WHAT IS ASKED
Find each line holding "Tdew" and copy it out.

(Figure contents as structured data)
───

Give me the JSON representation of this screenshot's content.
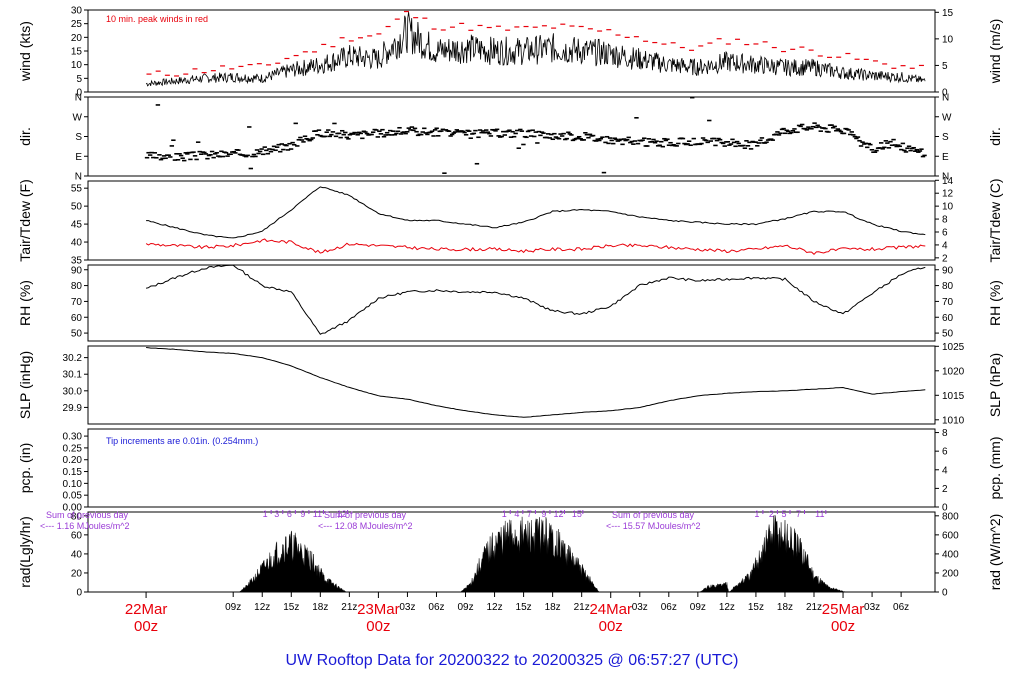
{
  "footer": {
    "title": "UW Rooftop Data for 20200322  to  20200325 @ 06:57:27  (UTC)"
  },
  "colors": {
    "peak": "#e8000b",
    "dew": "#e8000b",
    "note_red": "#e8000b",
    "note_blue": "#1a1ad6",
    "note_purple": "#9a3bd6",
    "day_label": "#e8000b",
    "footer": "#1a1ad6",
    "trace": "#000000"
  },
  "chart_data": [
    {
      "type": "line",
      "id": "wind",
      "ylabel": "wind (kts)",
      "ylabel_right": "wind (m/s)",
      "ylim": [
        0,
        30
      ],
      "yticks": [
        "0",
        "5",
        "10",
        "15",
        "20",
        "25",
        "30"
      ],
      "yticks_right": [
        "0",
        "5",
        "10",
        "15"
      ],
      "annotation": "10 min. peak winds in red",
      "x_hours": [
        0,
        3,
        6,
        9,
        12,
        15,
        18,
        21,
        24,
        27,
        30,
        33,
        36,
        39,
        42,
        45,
        48,
        51,
        54,
        57,
        60,
        63,
        66,
        69,
        72,
        75,
        78,
        80.5
      ],
      "series": [
        {
          "name": "",
          "role": "wind",
          "y": [
            3,
            4,
            5,
            5.5,
            5,
            8,
            10,
            13,
            12,
            22,
            15,
            16,
            15,
            15,
            16,
            15,
            14,
            12,
            10,
            9,
            11,
            10,
            9,
            9,
            7,
            6,
            5.5,
            4
          ]
        },
        {
          "name": "",
          "role": "peak",
          "y": [
            6,
            7,
            8,
            9,
            9,
            13,
            16,
            20,
            21,
            29,
            24,
            24,
            23,
            23,
            24,
            23,
            22,
            20,
            17,
            16,
            19,
            18,
            16,
            15,
            13,
            11,
            9.5,
            8
          ]
        }
      ]
    },
    {
      "type": "scatter",
      "id": "dir",
      "ylabel": "dir.",
      "ylabel_right": "dir.",
      "ylim": [
        0,
        360
      ],
      "yticks": [
        "N",
        "E",
        "S",
        "W",
        "N"
      ],
      "x_hours": [
        0,
        3,
        6,
        9,
        12,
        15,
        18,
        21,
        24,
        27,
        30,
        33,
        36,
        39,
        42,
        45,
        48,
        51,
        54,
        57,
        60,
        63,
        66,
        69,
        72,
        75,
        77,
        80.5
      ],
      "series": [
        {
          "name": "",
          "y": [
            90,
            85,
            95,
            100,
            110,
            140,
            200,
            185,
            195,
            205,
            200,
            190,
            195,
            195,
            185,
            180,
            165,
            155,
            150,
            160,
            150,
            140,
            210,
            225,
            210,
            120,
            150,
            100
          ]
        }
      ]
    },
    {
      "type": "line",
      "id": "temp",
      "ylabel": "Tair/Tdew (F)",
      "ylabel_right": "Tair/Tdew (C)",
      "ylim": [
        35,
        57
      ],
      "yticks": [
        "35",
        "40",
        "45",
        "50",
        "55"
      ],
      "yticks_right": [
        "2",
        "4",
        "6",
        "8",
        "10",
        "12",
        "14"
      ],
      "x_hours": [
        0,
        3,
        6,
        9,
        12,
        15,
        18,
        21,
        24,
        27,
        30,
        33,
        36,
        39,
        42,
        45,
        48,
        51,
        54,
        57,
        60,
        63,
        66,
        69,
        72,
        75,
        78,
        80.5
      ],
      "series": [
        {
          "name": "",
          "role": "air",
          "y": [
            46,
            44,
            42,
            41,
            43,
            49,
            55.5,
            53,
            48,
            46,
            46,
            45,
            44,
            45.5,
            48.5,
            49,
            48.5,
            47,
            46,
            45.5,
            45,
            45,
            46.5,
            48.5,
            48.5,
            45,
            43,
            42
          ]
        },
        {
          "name": "",
          "role": "dew",
          "y": [
            39.5,
            39,
            38.5,
            39,
            40.5,
            40,
            37,
            39.5,
            39,
            38.5,
            38,
            38,
            38,
            37.5,
            38,
            38,
            39,
            39,
            38.5,
            38,
            37.5,
            38,
            39,
            37,
            38,
            38,
            38.5,
            39
          ]
        }
      ]
    },
    {
      "type": "line",
      "id": "rh",
      "ylabel": "RH (%)",
      "ylabel_right": "RH (%)",
      "ylim": [
        45,
        93
      ],
      "yticks": [
        "50",
        "60",
        "70",
        "80",
        "90"
      ],
      "yticks_right": [
        "50",
        "60",
        "70",
        "80",
        "90"
      ],
      "x_hours": [
        0,
        3,
        6,
        9,
        12,
        15,
        18,
        21,
        24,
        27,
        30,
        33,
        36,
        39,
        42,
        45,
        48,
        51,
        54,
        57,
        60,
        63,
        66,
        69,
        72,
        75,
        78,
        80.5
      ],
      "series": [
        {
          "name": "",
          "y": [
            78,
            85,
            91,
            93,
            80,
            76,
            49,
            58,
            72,
            76,
            77,
            76,
            76,
            72,
            64,
            62,
            67,
            80,
            85,
            83,
            84,
            85,
            84,
            70,
            62,
            75,
            87,
            92
          ]
        }
      ]
    },
    {
      "type": "line",
      "id": "slp",
      "ylabel": "SLP (inHg)",
      "ylabel_right": "SLP (hPa)",
      "ylim": [
        29.8,
        30.27
      ],
      "yticks": [
        "29.9",
        "30.0",
        "30.1",
        "30.2"
      ],
      "yticks_right": [
        "1010",
        "1015",
        "1020",
        "1025"
      ],
      "x_hours": [
        0,
        3,
        6,
        9,
        12,
        15,
        18,
        21,
        24,
        27,
        30,
        33,
        36,
        39,
        42,
        45,
        48,
        51,
        54,
        57,
        60,
        63,
        66,
        69,
        72,
        75,
        78,
        80.5
      ],
      "series": [
        {
          "name": "",
          "y": [
            30.26,
            30.25,
            30.235,
            30.225,
            30.2,
            30.15,
            30.08,
            30.02,
            29.97,
            29.95,
            29.91,
            29.88,
            29.855,
            29.84,
            29.855,
            29.87,
            29.88,
            29.9,
            29.94,
            29.97,
            29.985,
            29.995,
            30.0,
            30.01,
            30.02,
            29.98,
            29.995,
            30.005
          ]
        }
      ]
    },
    {
      "type": "line",
      "id": "pcp",
      "ylabel": "pcp. (in)",
      "ylabel_right": "pcp. (mm)",
      "ylim": [
        0,
        0.33
      ],
      "yticks": [
        "0.00",
        "0.05",
        "0.10",
        "0.15",
        "0.20",
        "0.25",
        "0.30"
      ],
      "yticks_right": [
        "0",
        "2",
        "4",
        "6",
        "8"
      ],
      "annotation": "Tip increments are 0.01in. (0.254mm.)",
      "x_hours": [
        0,
        80.5
      ],
      "series": [
        {
          "name": "",
          "y": [
            0,
            0
          ]
        }
      ]
    },
    {
      "type": "area",
      "id": "rad",
      "ylabel": "rad(Lgly/hr)",
      "ylabel_right": "rad (W/m^2)",
      "ylim": [
        0,
        84
      ],
      "yticks": [
        "0",
        "20",
        "40",
        "60",
        "80"
      ],
      "yticks_right": [
        "0",
        "200",
        "400",
        "600",
        "800"
      ],
      "annotations": [
        {
          "line1": "Sum of previous day",
          "line2": "<--- 1.16 MJoules/m^2"
        },
        {
          "line1": "Sum of previous day",
          "line2": "<--- 12.08 MJoules/m^2"
        },
        {
          "line1": "Sum of previous day",
          "line2": "<--- 15.57 MJoules/m^2"
        }
      ],
      "hour_marks": [
        {
          "x": 12.3,
          "label": "1"
        },
        {
          "x": 13.5,
          "label": "3"
        },
        {
          "x": 14.8,
          "label": "6"
        },
        {
          "x": 16.2,
          "label": "9"
        },
        {
          "x": 17.7,
          "label": "11"
        },
        {
          "x": 20.2,
          "label": "12"
        },
        {
          "x": 37.0,
          "label": "1"
        },
        {
          "x": 38.3,
          "label": "4"
        },
        {
          "x": 39.6,
          "label": "7"
        },
        {
          "x": 41.1,
          "label": "9"
        },
        {
          "x": 42.6,
          "label": "12"
        },
        {
          "x": 44.5,
          "label": "15"
        },
        {
          "x": 63.1,
          "label": "1"
        },
        {
          "x": 64.6,
          "label": "2"
        },
        {
          "x": 65.9,
          "label": "5"
        },
        {
          "x": 67.4,
          "label": "7"
        },
        {
          "x": 69.6,
          "label": "11"
        }
      ],
      "x_hours": [
        9.6,
        10.5,
        12,
        13.5,
        14.5,
        15.5,
        17,
        18.5,
        20,
        20.7,
        32.5,
        33.5,
        35,
        36.5,
        38,
        39.5,
        41,
        42.5,
        44,
        45.5,
        46.8,
        57.2,
        58,
        60,
        60.2,
        61,
        62.5,
        64,
        65,
        66,
        67,
        68,
        69,
        70.5,
        72.3
      ],
      "series": [
        {
          "name": "",
          "y": [
            0,
            8,
            28,
            48,
            58,
            56,
            40,
            16,
            5,
            0,
            0,
            10,
            45,
            64,
            70,
            68,
            72,
            60,
            40,
            20,
            0,
            0,
            6,
            10,
            0,
            8,
            20,
            60,
            75,
            68,
            58,
            45,
            20,
            6,
            0
          ]
        }
      ]
    }
  ],
  "x_axis": {
    "tick_labels": [
      "09z",
      "12z",
      "15z",
      "18z",
      "21z",
      "03z",
      "06z",
      "09z",
      "12z",
      "15z",
      "18z",
      "21z",
      "03z",
      "06z",
      "09z",
      "12z",
      "15z",
      "18z",
      "21z",
      "03z",
      "06z"
    ],
    "tick_hours": [
      9,
      12,
      15,
      18,
      21,
      27,
      30,
      33,
      36,
      39,
      42,
      45,
      51,
      54,
      57,
      60,
      63,
      66,
      69,
      75,
      78
    ],
    "day_labels": [
      {
        "date": "22Mar",
        "hour": "00z",
        "x_hour": 0
      },
      {
        "date": "23Mar",
        "hour": "00z",
        "x_hour": 24
      },
      {
        "date": "24Mar",
        "hour": "00z",
        "x_hour": 48
      },
      {
        "date": "25Mar",
        "hour": "00z",
        "x_hour": 72
      }
    ]
  }
}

───

RESPONSE TO THIS EXERCISE
      "ylabel": "Tair/Tdew (F)",
      "ylabel_right": "Tair/Tdew (C)",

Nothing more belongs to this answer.